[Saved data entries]
-------

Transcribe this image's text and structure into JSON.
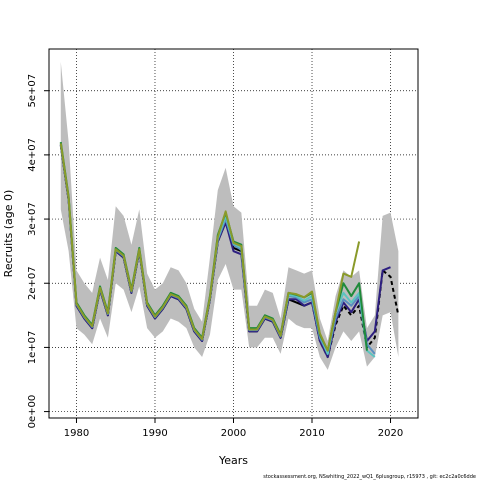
{
  "chart_data": {
    "type": "line",
    "xlabel": "Years",
    "ylabel": "Recruits (age 0)",
    "footer": "stockassessment.org, NSwhiting_2022_wQ1_6plusgroup, r15973 , git: ec2c2a0c6dde",
    "xlim": [
      1976.5,
      2023.5
    ],
    "ylim": [
      -1000000,
      56500000
    ],
    "x_ticks": [
      1980,
      1990,
      2000,
      2010,
      2020
    ],
    "x_tick_labels": [
      "1980",
      "1990",
      "2000",
      "2010",
      "2020"
    ],
    "y_ticks": [
      0,
      10000000,
      20000000,
      30000000,
      40000000,
      50000000
    ],
    "y_tick_labels": [
      "0e+00",
      "1e+07",
      "2e+07",
      "3e+07",
      "4e+07",
      "5e+07"
    ],
    "grid": true,
    "band": {
      "years": [
        1978,
        1979,
        1980,
        1981,
        1982,
        1983,
        1984,
        1985,
        1986,
        1987,
        1988,
        1989,
        1990,
        1991,
        1992,
        1993,
        1994,
        1995,
        1996,
        1997,
        1998,
        1999,
        2000,
        2001,
        2002,
        2003,
        2004,
        2005,
        2006,
        2007,
        2008,
        2009,
        2010,
        2011,
        2012,
        2013,
        2014,
        2015,
        2016,
        2017,
        2018,
        2019,
        2020,
        2021
      ],
      "upper": [
        54500000,
        42000000,
        22000000,
        20000000,
        18500000,
        24000000,
        20500000,
        32000000,
        30500000,
        26000000,
        31500000,
        21500000,
        19000000,
        20000000,
        22500000,
        22000000,
        20000000,
        16000000,
        14000000,
        24000000,
        34500000,
        38000000,
        32000000,
        31000000,
        16500000,
        16500000,
        19000000,
        18500000,
        14500000,
        22500000,
        22000000,
        21500000,
        22000000,
        14500000,
        11000000,
        18000000,
        22000000,
        21000000,
        22000000,
        13000000,
        15000000,
        30500000,
        31000000,
        25000000
      ],
      "lower": [
        31500000,
        25000000,
        13000000,
        12000000,
        10500000,
        14500000,
        11500000,
        20000000,
        19000000,
        15500000,
        19500000,
        13000000,
        11500000,
        12500000,
        14500000,
        14000000,
        13000000,
        10000000,
        8500000,
        12000000,
        20500000,
        23000000,
        19000000,
        19000000,
        10000000,
        10000000,
        11500000,
        11500000,
        9000000,
        14500000,
        13500000,
        13000000,
        13000000,
        8500000,
        6500000,
        10000000,
        12500000,
        11000000,
        12500000,
        7000000,
        8500000,
        15000000,
        15500000,
        8500000
      ]
    },
    "series": [
      {
        "color": "#000000",
        "dash": "solid",
        "x": [
          1978,
          1979,
          1980,
          1981,
          1982,
          1983,
          1984,
          1985,
          1986,
          1987,
          1988,
          1989,
          1990,
          1991,
          1992,
          1993,
          1994,
          1995,
          1996,
          1997,
          1998,
          1999,
          2000,
          2001,
          2002,
          2003,
          2004,
          2005,
          2006,
          2007,
          2008,
          2009,
          2010
        ],
        "y": [
          41500000,
          33000000,
          16500000,
          14500000,
          13000000,
          19000000,
          15000000,
          25000000,
          24000000,
          18500000,
          25000000,
          16500000,
          14500000,
          16000000,
          18000000,
          17500000,
          16000000,
          12500000,
          11000000,
          17500000,
          26500000,
          29500000,
          25500000,
          25000000,
          12500000,
          12500000,
          14500000,
          14000000,
          11500000,
          17500000,
          17000000,
          16500000,
          17000000
        ]
      },
      {
        "color": "#000000",
        "dash": "dashed",
        "x": [
          2010,
          2011,
          2012,
          2013,
          2014,
          2015,
          2016,
          2017,
          2018,
          2019,
          2020,
          2021
        ],
        "y": [
          17000000,
          11000000,
          8500000,
          13500000,
          16500000,
          15000000,
          16500000,
          10000000,
          11500000,
          22000000,
          21000000,
          15000000
        ]
      },
      {
        "color": "#2d1f80",
        "dash": "solid",
        "x": [
          1978,
          1979,
          1980,
          1981,
          1982,
          1983,
          1984,
          1985,
          1986,
          1987,
          1988,
          1989,
          1990,
          1991,
          1992,
          1993,
          1994,
          1995,
          1996,
          1997,
          1998,
          1999,
          2000,
          2001,
          2002,
          2003,
          2004,
          2005,
          2006,
          2007,
          2008,
          2009,
          2010,
          2011,
          2012,
          2013,
          2014,
          2015,
          2016,
          2017,
          2018,
          2019,
          2020
        ],
        "y": [
          41500000,
          33000000,
          16500000,
          14500000,
          13000000,
          19000000,
          15000000,
          25000000,
          24000000,
          18500000,
          25000000,
          16500000,
          14500000,
          16000000,
          18000000,
          17500000,
          16000000,
          12500000,
          11000000,
          17500000,
          26500000,
          29500000,
          25000000,
          24500000,
          12500000,
          12500000,
          14500000,
          14000000,
          11500000,
          17500000,
          17500000,
          16500000,
          17000000,
          11000000,
          8500000,
          14000000,
          17000000,
          15500000,
          17500000,
          11000000,
          12500000,
          22000000,
          22500000
        ]
      },
      {
        "color": "#5a8fc0",
        "dash": "solid",
        "x": [
          1978,
          1979,
          1980,
          1981,
          1982,
          1983,
          1984,
          1985,
          1986,
          1987,
          1988,
          1989,
          1990,
          1991,
          1992,
          1993,
          1994,
          1995,
          1996,
          1997,
          1998,
          1999,
          2000,
          2001,
          2002,
          2003,
          2004,
          2005,
          2006,
          2007,
          2008,
          2009,
          2010,
          2011,
          2012,
          2013,
          2014,
          2015,
          2016,
          2017,
          2018
        ],
        "y": [
          41700000,
          33200000,
          16700000,
          14700000,
          13200000,
          19200000,
          15200000,
          25200000,
          24200000,
          18700000,
          25200000,
          16700000,
          14700000,
          16200000,
          18200000,
          17700000,
          16200000,
          12700000,
          11200000,
          17700000,
          26800000,
          30000000,
          26000000,
          25200000,
          12700000,
          12700000,
          14700000,
          14200000,
          11700000,
          18000000,
          17800000,
          17000000,
          17500000,
          11500000,
          9000000,
          14500000,
          17500000,
          16500000,
          18000000,
          10500000,
          9000000
        ]
      },
      {
        "color": "#5cc4c0",
        "dash": "solid",
        "x": [
          1978,
          1979,
          1980,
          1981,
          1982,
          1983,
          1984,
          1985,
          1986,
          1987,
          1988,
          1989,
          1990,
          1991,
          1992,
          1993,
          1994,
          1995,
          1996,
          1997,
          1998,
          1999,
          2000,
          2001,
          2002,
          2003,
          2004,
          2005,
          2006,
          2007,
          2008,
          2009,
          2010,
          2011,
          2012,
          2013,
          2014,
          2015,
          2016,
          2017,
          2018
        ],
        "y": [
          41800000,
          33300000,
          16800000,
          14800000,
          13300000,
          19300000,
          15300000,
          25300000,
          24300000,
          18800000,
          25300000,
          16800000,
          14800000,
          16300000,
          18300000,
          17800000,
          16300000,
          12800000,
          11300000,
          17800000,
          27000000,
          30500000,
          26200000,
          25500000,
          12800000,
          12800000,
          14800000,
          14300000,
          11800000,
          18200000,
          18000000,
          17300000,
          18000000,
          12000000,
          9000000,
          15500000,
          18500000,
          17000000,
          18500000,
          9500000,
          8500000
        ]
      },
      {
        "color": "#1f8a3a",
        "dash": "solid",
        "x": [
          1978,
          1979,
          1980,
          1981,
          1982,
          1983,
          1984,
          1985,
          1986,
          1987,
          1988,
          1989,
          1990,
          1991,
          1992,
          1993,
          1994,
          1995,
          1996,
          1997,
          1998,
          1999,
          2000,
          2001,
          2002,
          2003,
          2004,
          2005,
          2006,
          2007,
          2008,
          2009,
          2010,
          2011,
          2012,
          2013,
          2014,
          2015,
          2016,
          2017
        ],
        "y": [
          42000000,
          33500000,
          17000000,
          15000000,
          13500000,
          19500000,
          15500000,
          25500000,
          24500000,
          19000000,
          25500000,
          17000000,
          15000000,
          16500000,
          18500000,
          18000000,
          16500000,
          13000000,
          11500000,
          18000000,
          27500000,
          31000000,
          26500000,
          26000000,
          13000000,
          13000000,
          15000000,
          14500000,
          12000000,
          18500000,
          18200000,
          17800000,
          18500000,
          12000000,
          9500000,
          15500000,
          20000000,
          18000000,
          20000000,
          9500000
        ]
      },
      {
        "color": "#8a9a2a",
        "dash": "solid",
        "x": [
          1978,
          1979,
          1980,
          1981,
          1982,
          1983,
          1984,
          1985,
          1986,
          1987,
          1988,
          1989,
          1990,
          1991,
          1992,
          1993,
          1994,
          1995,
          1996,
          1997,
          1998,
          1999,
          2000,
          2001,
          2002,
          2003,
          2004,
          2005,
          2006,
          2007,
          2008,
          2009,
          2010,
          2011,
          2012,
          2013,
          2014,
          2015,
          2016
        ],
        "y": [
          41800000,
          33300000,
          16800000,
          14800000,
          13300000,
          19300000,
          15300000,
          25300000,
          24300000,
          18800000,
          25300000,
          16800000,
          14800000,
          16300000,
          18300000,
          17800000,
          16300000,
          12800000,
          11300000,
          17800000,
          27200000,
          31200000,
          26300000,
          25800000,
          12800000,
          12800000,
          14800000,
          14300000,
          11800000,
          18500000,
          18300000,
          17800000,
          18700000,
          12200000,
          9500000,
          15500000,
          21500000,
          21000000,
          26500000
        ]
      }
    ]
  }
}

-------

> [GIVEN REQUEST] State the number of lines above that hold the string "color", with nothing added.

> [FINISHED EXERCISE] 7